What you have to do — Produce a word-for-word copy of the listing below without its pictures.

****************

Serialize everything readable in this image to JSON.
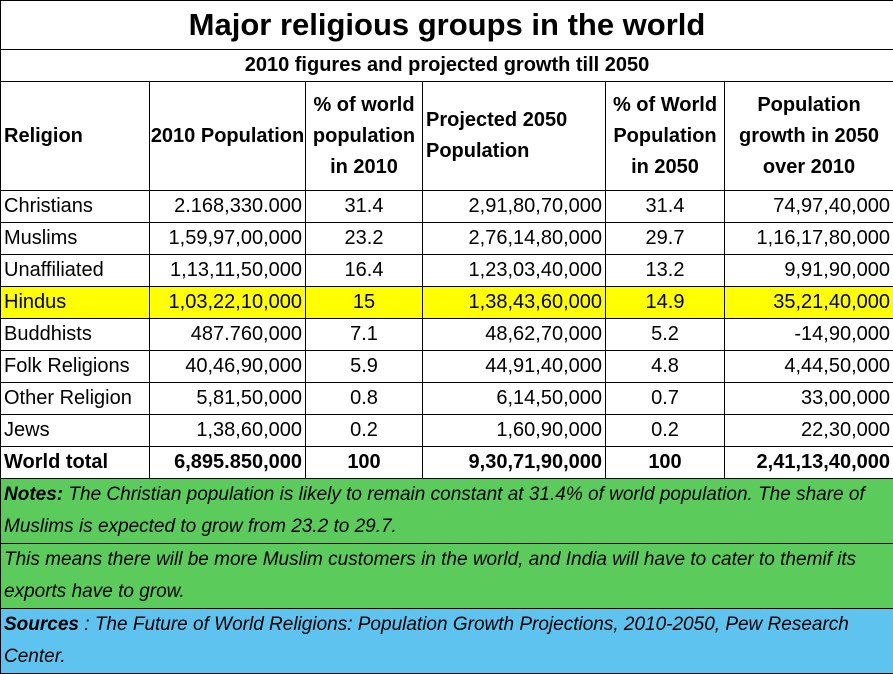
{
  "title": "Major religious groups in the world",
  "subtitle": "2010 figures and projected growth till 2050",
  "headers": {
    "religion": "Religion",
    "pop2010": "2010 Population",
    "pct2010": "% of world population in 2010",
    "proj2050": "Projected  2050 Population",
    "pct2050": "% of World Population in 2050",
    "growth": "Population growth in 2050 over 2010"
  },
  "rows": [
    {
      "religion": "Christians",
      "pop2010": "2.168,330.000",
      "pct2010": "31.4",
      "proj2050": "2,91,80,70,000",
      "pct2050": "31.4",
      "growth": "74,97,40,000"
    },
    {
      "religion": "Muslims",
      "pop2010": "1,59,97,00,000",
      "pct2010": "23.2",
      "proj2050": "2,76,14,80,000",
      "pct2050": "29.7",
      "growth": "1,16,17,80,000"
    },
    {
      "religion": "Unaffiliated",
      "pop2010": "1,13,11,50,000",
      "pct2010": "16.4",
      "proj2050": "1,23,03,40,000",
      "pct2050": "13.2",
      "growth": "9,91,90,000"
    },
    {
      "religion": "Hindus",
      "pop2010": "1,03,22,10,000",
      "pct2010": "15",
      "proj2050": "1,38,43,60,000",
      "pct2050": "14.9",
      "growth": "35,21,40,000"
    },
    {
      "religion": "Buddhists",
      "pop2010": "487.760,000",
      "pct2010": "7.1",
      "proj2050": "48,62,70,000",
      "pct2050": "5.2",
      "growth": "-14,90,000"
    },
    {
      "religion": "Folk Religions",
      "pop2010": "40,46,90,000",
      "pct2010": "5.9",
      "proj2050": "44,91,40,000",
      "pct2050": "4.8",
      "growth": "4,44,50,000"
    },
    {
      "religion": "Other Religion",
      "pop2010": "5,81,50,000",
      "pct2010": "0.8",
      "proj2050": "6,14,50,000",
      "pct2050": "0.7",
      "growth": "33,00,000"
    },
    {
      "religion": "Jews",
      "pop2010": "1,38,60,000",
      "pct2010": "0.2",
      "proj2050": "1,60,90,000",
      "pct2050": "0.2",
      "growth": "22,30,000"
    }
  ],
  "total": {
    "religion": "World total",
    "pop2010": "6,895.850,000",
    "pct2010": "100",
    "proj2050": "9,30,71,90,000",
    "pct2050": "100",
    "growth": "2,41,13,40,000"
  },
  "notes": {
    "label": "Notes:",
    "text1": "  The Christian population is likely to remain constant at 31.4% of world population. The share of Muslims is expected to grow from 23.2 to 29.7.",
    "text2": "This means there will be more Muslim customers in the world, and India will have to cater to themif its exports have to grow."
  },
  "sources": {
    "label": "Sources",
    "text": " : The Future of World Religions: Population Growth Projections, 2010-2050,  Pew Research Center."
  },
  "colors": {
    "highlight": "#ffff00",
    "notes_bg": "#5bcb5b",
    "sources_bg": "#5ec3ee"
  }
}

****************

The output —
Serialize everything readable in this image to JSON.
{
  "title": "Major religious groups in the world",
  "subtitle": "2010 figures and projected growth till 2050",
  "headers": {
    "religion": "Religion",
    "pop2010": "2010 Population",
    "pct2010": "% of world population in 2010",
    "proj2050": "Projected  2050 Population",
    "pct2050": "% of World Population in 2050",
    "growth": "Population growth in 2050 over 2010"
  },
  "rows": [
    {
      "religion": "Christians",
      "pop2010": "2.168,330.000",
      "pct2010": "31.4",
      "proj2050": "2,91,80,70,000",
      "pct2050": "31.4",
      "growth": "74,97,40,000"
    },
    {
      "religion": "Muslims",
      "pop2010": "1,59,97,00,000",
      "pct2010": "23.2",
      "proj2050": "2,76,14,80,000",
      "pct2050": "29.7",
      "growth": "1,16,17,80,000"
    },
    {
      "religion": "Unaffiliated",
      "pop2010": "1,13,11,50,000",
      "pct2010": "16.4",
      "proj2050": "1,23,03,40,000",
      "pct2050": "13.2",
      "growth": "9,91,90,000"
    },
    {
      "religion": "Hindus",
      "pop2010": "1,03,22,10,000",
      "pct2010": "15",
      "proj2050": "1,38,43,60,000",
      "pct2050": "14.9",
      "growth": "35,21,40,000"
    },
    {
      "religion": "Buddhists",
      "pop2010": "487.760,000",
      "pct2010": "7.1",
      "proj2050": "48,62,70,000",
      "pct2050": "5.2",
      "growth": "-14,90,000"
    },
    {
      "religion": "Folk Religions",
      "pop2010": "40,46,90,000",
      "pct2010": "5.9",
      "proj2050": "44,91,40,000",
      "pct2050": "4.8",
      "growth": "4,44,50,000"
    },
    {
      "religion": "Other Religion",
      "pop2010": "5,81,50,000",
      "pct2010": "0.8",
      "proj2050": "6,14,50,000",
      "pct2050": "0.7",
      "growth": "33,00,000"
    },
    {
      "religion": "Jews",
      "pop2010": "1,38,60,000",
      "pct2010": "0.2",
      "proj2050": "1,60,90,000",
      "pct2050": "0.2",
      "growth": "22,30,000"
    }
  ],
  "total": {
    "religion": "World total",
    "pop2010": "6,895.850,000",
    "pct2010": "100",
    "proj2050": "9,30,71,90,000",
    "pct2050": "100",
    "growth": "2,41,13,40,000"
  },
  "notes": {
    "label": "Notes:",
    "text1": "  The Christian population is likely to remain constant at 31.4% of world population. The share of Muslims is expected to grow from 23.2 to 29.7.",
    "text2": "This means there will be more Muslim customers in the world, and India will have to cater to themif its exports have to grow."
  },
  "sources": {
    "label": "Sources",
    "text": " : The Future of World Religions: Population Growth Projections, 2010-2050,  Pew Research Center."
  },
  "colors": {
    "highlight": "#ffff00",
    "notes_bg": "#5bcb5b",
    "sources_bg": "#5ec3ee"
  }
}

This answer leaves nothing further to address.